**Dataset content:**
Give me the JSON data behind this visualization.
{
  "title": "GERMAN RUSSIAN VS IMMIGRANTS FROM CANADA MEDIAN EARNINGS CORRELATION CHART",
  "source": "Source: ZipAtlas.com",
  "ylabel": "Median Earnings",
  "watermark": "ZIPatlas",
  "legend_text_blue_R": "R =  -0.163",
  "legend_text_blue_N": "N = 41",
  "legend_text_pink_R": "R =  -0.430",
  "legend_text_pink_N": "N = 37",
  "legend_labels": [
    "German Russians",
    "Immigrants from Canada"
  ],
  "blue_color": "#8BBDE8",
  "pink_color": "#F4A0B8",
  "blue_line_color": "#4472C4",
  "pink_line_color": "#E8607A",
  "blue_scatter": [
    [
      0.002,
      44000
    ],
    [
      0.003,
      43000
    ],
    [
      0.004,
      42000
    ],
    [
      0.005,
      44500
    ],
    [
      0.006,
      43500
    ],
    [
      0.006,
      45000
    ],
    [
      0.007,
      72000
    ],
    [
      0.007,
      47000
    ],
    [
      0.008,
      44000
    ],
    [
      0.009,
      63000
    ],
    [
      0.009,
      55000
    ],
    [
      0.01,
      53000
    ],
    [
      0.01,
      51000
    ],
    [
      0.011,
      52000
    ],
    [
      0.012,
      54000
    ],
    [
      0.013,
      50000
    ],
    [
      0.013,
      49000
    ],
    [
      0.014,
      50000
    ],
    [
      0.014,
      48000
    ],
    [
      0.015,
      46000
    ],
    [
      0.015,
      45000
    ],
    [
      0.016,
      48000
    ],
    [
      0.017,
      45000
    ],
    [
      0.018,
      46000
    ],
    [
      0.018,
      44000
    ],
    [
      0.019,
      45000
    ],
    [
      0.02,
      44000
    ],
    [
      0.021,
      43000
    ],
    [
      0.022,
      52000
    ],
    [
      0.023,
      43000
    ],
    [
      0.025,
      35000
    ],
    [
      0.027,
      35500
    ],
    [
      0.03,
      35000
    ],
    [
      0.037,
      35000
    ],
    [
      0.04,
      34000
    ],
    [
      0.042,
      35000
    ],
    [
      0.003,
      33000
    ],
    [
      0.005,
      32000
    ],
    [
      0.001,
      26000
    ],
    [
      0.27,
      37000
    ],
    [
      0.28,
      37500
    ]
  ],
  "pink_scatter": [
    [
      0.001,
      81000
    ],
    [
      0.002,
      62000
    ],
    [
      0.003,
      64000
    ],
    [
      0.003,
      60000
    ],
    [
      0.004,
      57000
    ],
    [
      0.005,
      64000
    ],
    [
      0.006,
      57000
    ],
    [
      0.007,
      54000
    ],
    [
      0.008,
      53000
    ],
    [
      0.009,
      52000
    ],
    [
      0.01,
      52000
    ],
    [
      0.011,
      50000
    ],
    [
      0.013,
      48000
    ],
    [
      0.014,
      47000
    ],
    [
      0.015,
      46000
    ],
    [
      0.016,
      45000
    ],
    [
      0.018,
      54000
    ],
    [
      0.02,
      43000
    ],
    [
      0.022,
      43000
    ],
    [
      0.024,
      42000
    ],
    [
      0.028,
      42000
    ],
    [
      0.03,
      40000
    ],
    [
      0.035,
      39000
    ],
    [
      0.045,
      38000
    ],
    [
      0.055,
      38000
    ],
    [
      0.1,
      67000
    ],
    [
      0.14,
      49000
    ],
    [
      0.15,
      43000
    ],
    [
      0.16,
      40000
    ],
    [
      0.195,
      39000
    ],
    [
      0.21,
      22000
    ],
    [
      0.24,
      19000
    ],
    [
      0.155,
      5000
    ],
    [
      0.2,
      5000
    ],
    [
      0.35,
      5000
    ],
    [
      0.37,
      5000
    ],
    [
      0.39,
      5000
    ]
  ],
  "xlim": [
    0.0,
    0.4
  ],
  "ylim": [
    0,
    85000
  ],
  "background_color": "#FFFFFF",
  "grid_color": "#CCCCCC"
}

**Task details:**
Copy each entry exactly, with nothing added or dropped.

**Completed task:**
Give me the JSON data behind this visualization.
{
  "title": "GERMAN RUSSIAN VS IMMIGRANTS FROM CANADA MEDIAN EARNINGS CORRELATION CHART",
  "source": "Source: ZipAtlas.com",
  "ylabel": "Median Earnings",
  "watermark": "ZIPatlas",
  "legend_text_blue_R": "R =  -0.163",
  "legend_text_blue_N": "N = 41",
  "legend_text_pink_R": "R =  -0.430",
  "legend_text_pink_N": "N = 37",
  "legend_labels": [
    "German Russians",
    "Immigrants from Canada"
  ],
  "blue_color": "#8BBDE8",
  "pink_color": "#F4A0B8",
  "blue_line_color": "#4472C4",
  "pink_line_color": "#E8607A",
  "blue_scatter": [
    [
      0.002,
      44000
    ],
    [
      0.003,
      43000
    ],
    [
      0.004,
      42000
    ],
    [
      0.005,
      44500
    ],
    [
      0.006,
      43500
    ],
    [
      0.006,
      45000
    ],
    [
      0.007,
      72000
    ],
    [
      0.007,
      47000
    ],
    [
      0.008,
      44000
    ],
    [
      0.009,
      63000
    ],
    [
      0.009,
      55000
    ],
    [
      0.01,
      53000
    ],
    [
      0.01,
      51000
    ],
    [
      0.011,
      52000
    ],
    [
      0.012,
      54000
    ],
    [
      0.013,
      50000
    ],
    [
      0.013,
      49000
    ],
    [
      0.014,
      50000
    ],
    [
      0.014,
      48000
    ],
    [
      0.015,
      46000
    ],
    [
      0.015,
      45000
    ],
    [
      0.016,
      48000
    ],
    [
      0.017,
      45000
    ],
    [
      0.018,
      46000
    ],
    [
      0.018,
      44000
    ],
    [
      0.019,
      45000
    ],
    [
      0.02,
      44000
    ],
    [
      0.021,
      43000
    ],
    [
      0.022,
      52000
    ],
    [
      0.023,
      43000
    ],
    [
      0.025,
      35000
    ],
    [
      0.027,
      35500
    ],
    [
      0.03,
      35000
    ],
    [
      0.037,
      35000
    ],
    [
      0.04,
      34000
    ],
    [
      0.042,
      35000
    ],
    [
      0.003,
      33000
    ],
    [
      0.005,
      32000
    ],
    [
      0.001,
      26000
    ],
    [
      0.27,
      37000
    ],
    [
      0.28,
      37500
    ]
  ],
  "pink_scatter": [
    [
      0.001,
      81000
    ],
    [
      0.002,
      62000
    ],
    [
      0.003,
      64000
    ],
    [
      0.003,
      60000
    ],
    [
      0.004,
      57000
    ],
    [
      0.005,
      64000
    ],
    [
      0.006,
      57000
    ],
    [
      0.007,
      54000
    ],
    [
      0.008,
      53000
    ],
    [
      0.009,
      52000
    ],
    [
      0.01,
      52000
    ],
    [
      0.011,
      50000
    ],
    [
      0.013,
      48000
    ],
    [
      0.014,
      47000
    ],
    [
      0.015,
      46000
    ],
    [
      0.016,
      45000
    ],
    [
      0.018,
      54000
    ],
    [
      0.02,
      43000
    ],
    [
      0.022,
      43000
    ],
    [
      0.024,
      42000
    ],
    [
      0.028,
      42000
    ],
    [
      0.03,
      40000
    ],
    [
      0.035,
      39000
    ],
    [
      0.045,
      38000
    ],
    [
      0.055,
      38000
    ],
    [
      0.1,
      67000
    ],
    [
      0.14,
      49000
    ],
    [
      0.15,
      43000
    ],
    [
      0.16,
      40000
    ],
    [
      0.195,
      39000
    ],
    [
      0.21,
      22000
    ],
    [
      0.24,
      19000
    ],
    [
      0.155,
      5000
    ],
    [
      0.2,
      5000
    ],
    [
      0.35,
      5000
    ],
    [
      0.37,
      5000
    ],
    [
      0.39,
      5000
    ]
  ],
  "xlim": [
    0.0,
    0.4
  ],
  "ylim": [
    0,
    85000
  ],
  "background_color": "#FFFFFF",
  "grid_color": "#CCCCCC"
}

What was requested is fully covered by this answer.